▶ [Data in this exercise]:

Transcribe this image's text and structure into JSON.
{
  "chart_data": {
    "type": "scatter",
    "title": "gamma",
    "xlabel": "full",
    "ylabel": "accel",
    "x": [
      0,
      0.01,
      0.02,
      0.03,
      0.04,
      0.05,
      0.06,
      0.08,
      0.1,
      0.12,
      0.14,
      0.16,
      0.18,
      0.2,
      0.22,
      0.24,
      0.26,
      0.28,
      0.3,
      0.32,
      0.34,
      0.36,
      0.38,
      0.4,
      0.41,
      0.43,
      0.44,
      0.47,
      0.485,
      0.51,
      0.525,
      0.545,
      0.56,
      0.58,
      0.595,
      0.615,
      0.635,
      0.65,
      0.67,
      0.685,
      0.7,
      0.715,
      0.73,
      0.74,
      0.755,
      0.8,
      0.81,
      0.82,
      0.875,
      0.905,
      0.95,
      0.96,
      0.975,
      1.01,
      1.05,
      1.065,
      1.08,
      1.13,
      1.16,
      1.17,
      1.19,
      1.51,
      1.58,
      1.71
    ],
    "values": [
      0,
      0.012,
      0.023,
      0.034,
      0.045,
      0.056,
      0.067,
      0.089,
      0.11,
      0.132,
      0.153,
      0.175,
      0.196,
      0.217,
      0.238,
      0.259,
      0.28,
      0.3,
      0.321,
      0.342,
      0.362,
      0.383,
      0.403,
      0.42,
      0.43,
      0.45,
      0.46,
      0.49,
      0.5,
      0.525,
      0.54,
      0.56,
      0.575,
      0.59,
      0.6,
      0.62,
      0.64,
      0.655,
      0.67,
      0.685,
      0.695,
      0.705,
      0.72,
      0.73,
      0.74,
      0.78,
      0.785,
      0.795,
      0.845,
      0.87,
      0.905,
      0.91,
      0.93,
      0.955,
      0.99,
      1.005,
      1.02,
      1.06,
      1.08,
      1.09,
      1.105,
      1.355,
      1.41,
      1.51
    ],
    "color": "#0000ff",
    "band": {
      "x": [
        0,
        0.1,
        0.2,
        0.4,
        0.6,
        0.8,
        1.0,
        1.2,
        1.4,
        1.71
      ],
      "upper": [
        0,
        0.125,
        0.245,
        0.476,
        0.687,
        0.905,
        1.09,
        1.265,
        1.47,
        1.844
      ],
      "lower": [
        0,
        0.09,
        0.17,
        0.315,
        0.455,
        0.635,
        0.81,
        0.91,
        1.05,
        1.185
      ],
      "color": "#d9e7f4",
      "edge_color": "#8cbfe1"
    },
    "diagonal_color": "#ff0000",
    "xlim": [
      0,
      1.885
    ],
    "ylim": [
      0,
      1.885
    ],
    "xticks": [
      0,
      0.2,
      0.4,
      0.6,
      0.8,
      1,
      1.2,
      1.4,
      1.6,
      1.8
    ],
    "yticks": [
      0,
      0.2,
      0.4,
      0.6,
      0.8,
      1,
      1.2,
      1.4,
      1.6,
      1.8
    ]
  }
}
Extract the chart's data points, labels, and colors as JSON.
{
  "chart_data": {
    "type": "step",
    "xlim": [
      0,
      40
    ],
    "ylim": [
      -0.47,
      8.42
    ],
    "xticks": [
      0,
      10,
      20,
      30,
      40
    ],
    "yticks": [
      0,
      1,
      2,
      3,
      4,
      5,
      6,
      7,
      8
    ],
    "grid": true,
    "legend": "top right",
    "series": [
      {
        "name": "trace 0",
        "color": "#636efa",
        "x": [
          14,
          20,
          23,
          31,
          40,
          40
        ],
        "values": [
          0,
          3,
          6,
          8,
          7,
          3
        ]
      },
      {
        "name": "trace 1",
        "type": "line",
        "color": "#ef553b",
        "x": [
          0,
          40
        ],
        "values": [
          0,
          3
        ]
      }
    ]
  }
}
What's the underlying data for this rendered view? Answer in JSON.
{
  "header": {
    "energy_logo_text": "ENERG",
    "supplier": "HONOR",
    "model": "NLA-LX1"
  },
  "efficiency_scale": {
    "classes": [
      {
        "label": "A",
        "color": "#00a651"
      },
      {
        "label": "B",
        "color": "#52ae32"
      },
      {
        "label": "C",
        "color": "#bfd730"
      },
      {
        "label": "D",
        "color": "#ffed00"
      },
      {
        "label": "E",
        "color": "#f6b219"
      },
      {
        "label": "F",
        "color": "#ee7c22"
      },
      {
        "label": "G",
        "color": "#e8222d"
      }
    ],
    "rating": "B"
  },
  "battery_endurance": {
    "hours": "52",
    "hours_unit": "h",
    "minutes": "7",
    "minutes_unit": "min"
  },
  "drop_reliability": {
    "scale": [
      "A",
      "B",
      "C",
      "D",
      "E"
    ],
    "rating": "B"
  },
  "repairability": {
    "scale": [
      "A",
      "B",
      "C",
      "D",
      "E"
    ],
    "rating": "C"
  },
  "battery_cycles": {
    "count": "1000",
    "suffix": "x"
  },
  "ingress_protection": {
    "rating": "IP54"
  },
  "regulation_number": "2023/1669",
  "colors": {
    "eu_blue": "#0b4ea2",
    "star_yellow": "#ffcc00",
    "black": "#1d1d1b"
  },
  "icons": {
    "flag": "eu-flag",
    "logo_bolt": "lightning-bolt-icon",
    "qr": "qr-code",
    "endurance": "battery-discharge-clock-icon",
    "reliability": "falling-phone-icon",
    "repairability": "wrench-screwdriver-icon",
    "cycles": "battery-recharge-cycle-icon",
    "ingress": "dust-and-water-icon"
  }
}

▶ [Written task]:
Reproduce all data above, unchanged.

▶ [Completed exercise]:
Transcribe this image's text and structure into JSON.
{
  "chart_data": {
    "type": "scatter",
    "title": "gamma",
    "xlabel": "full",
    "ylabel": "accel",
    "x": [
      0,
      0.01,
      0.02,
      0.03,
      0.04,
      0.05,
      0.06,
      0.08,
      0.1,
      0.12,
      0.14,
      0.16,
      0.18,
      0.2,
      0.22,
      0.24,
      0.26,
      0.28,
      0.3,
      0.32,
      0.34,
      0.36,
      0.38,
      0.4,
      0.41,
      0.43,
      0.44,
      0.47,
      0.485,
      0.51,
      0.525,
      0.545,
      0.56,
      0.58,
      0.595,
      0.615,
      0.635,
      0.65,
      0.67,
      0.685,
      0.7,
      0.715,
      0.73,
      0.74,
      0.755,
      0.8,
      0.81,
      0.82,
      0.875,
      0.905,
      0.95,
      0.96,
      0.975,
      1.01,
      1.05,
      1.065,
      1.08,
      1.13,
      1.16,
      1.17,
      1.19,
      1.51,
      1.58,
      1.71
    ],
    "values": [
      0,
      0.012,
      0.023,
      0.034,
      0.045,
      0.056,
      0.067,
      0.089,
      0.11,
      0.132,
      0.153,
      0.175,
      0.196,
      0.217,
      0.238,
      0.259,
      0.28,
      0.3,
      0.321,
      0.342,
      0.362,
      0.383,
      0.403,
      0.42,
      0.43,
      0.45,
      0.46,
      0.49,
      0.5,
      0.525,
      0.54,
      0.56,
      0.575,
      0.59,
      0.6,
      0.62,
      0.64,
      0.655,
      0.67,
      0.685,
      0.695,
      0.705,
      0.72,
      0.73,
      0.74,
      0.78,
      0.785,
      0.795,
      0.845,
      0.87,
      0.905,
      0.91,
      0.93,
      0.955,
      0.99,
      1.005,
      1.02,
      1.06,
      1.08,
      1.09,
      1.105,
      1.355,
      1.41,
      1.51
    ],
    "color": "#0000ff",
    "band": {
      "x": [
        0,
        0.1,
        0.2,
        0.4,
        0.6,
        0.8,
        1.0,
        1.2,
        1.4,
        1.71
      ],
      "upper": [
        0,
        0.125,
        0.245,
        0.476,
        0.687,
        0.905,
        1.09,
        1.265,
        1.47,
        1.844
      ],
      "lower": [
        0,
        0.09,
        0.17,
        0.315,
        0.455,
        0.635,
        0.81,
        0.91,
        1.05,
        1.185
      ],
      "color": "#d9e7f4",
      "edge_color": "#8cbfe1"
    },
    "diagonal_color": "#ff0000",
    "xlim": [
      0,
      1.885
    ],
    "ylim": [
      0,
      1.885
    ],
    "xticks": [
      0,
      0.2,
      0.4,
      0.6,
      0.8,
      1,
      1.2,
      1.4,
      1.6,
      1.8
    ],
    "yticks": [
      0,
      0.2,
      0.4,
      0.6,
      0.8,
      1,
      1.2,
      1.4,
      1.6,
      1.8
    ]
  }
}
Extract the chart's data points, labels, and colors as JSON.
{
  "chart_data": {
    "type": "step",
    "xlim": [
      0,
      40
    ],
    "ylim": [
      -0.47,
      8.42
    ],
    "xticks": [
      0,
      10,
      20,
      30,
      40
    ],
    "yticks": [
      0,
      1,
      2,
      3,
      4,
      5,
      6,
      7,
      8
    ],
    "grid": true,
    "legend": "top right",
    "series": [
      {
        "name": "trace 0",
        "color": "#636efa",
        "x": [
          14,
          20,
          23,
          31,
          40,
          40
        ],
        "values": [
          0,
          3,
          6,
          8,
          7,
          3
        ]
      },
      {
        "name": "trace 1",
        "type": "line",
        "color": "#ef553b",
        "x": [
          0,
          40
        ],
        "values": [
          0,
          3
        ]
      }
    ]
  }
}
What's the underlying data for this rendered view? Answer in JSON.
{
  "header": {
    "energy_logo_text": "ENERG",
    "supplier": "HONOR",
    "model": "NLA-LX1"
  },
  "efficiency_scale": {
    "classes": [
      {
        "label": "A",
        "color": "#00a651"
      },
      {
        "label": "B",
        "color": "#52ae32"
      },
      {
        "label": "C",
        "color": "#bfd730"
      },
      {
        "label": "D",
        "color": "#ffed00"
      },
      {
        "label": "E",
        "color": "#f6b219"
      },
      {
        "label": "F",
        "color": "#ee7c22"
      },
      {
        "label": "G",
        "color": "#e8222d"
      }
    ],
    "rating": "B"
  },
  "battery_endurance": {
    "hours": "52",
    "hours_unit": "h",
    "minutes": "7",
    "minutes_unit": "min"
  },
  "drop_reliability": {
    "scale": [
      "A",
      "B",
      "C",
      "D",
      "E"
    ],
    "rating": "B"
  },
  "repairability": {
    "scale": [
      "A",
      "B",
      "C",
      "D",
      "E"
    ],
    "rating": "C"
  },
  "battery_cycles": {
    "count": "1000",
    "suffix": "x"
  },
  "ingress_protection": {
    "rating": "IP54"
  },
  "regulation_number": "2023/1669",
  "colors": {
    "eu_blue": "#0b4ea2",
    "star_yellow": "#ffcc00",
    "black": "#1d1d1b"
  },
  "icons": {
    "flag": "eu-flag",
    "logo_bolt": "lightning-bolt-icon",
    "qr": "qr-code",
    "endurance": "battery-discharge-clock-icon",
    "reliability": "falling-phone-icon",
    "repairability": "wrench-screwdriver-icon",
    "cycles": "battery-recharge-cycle-icon",
    "ingress": "dust-and-water-icon"
  }
}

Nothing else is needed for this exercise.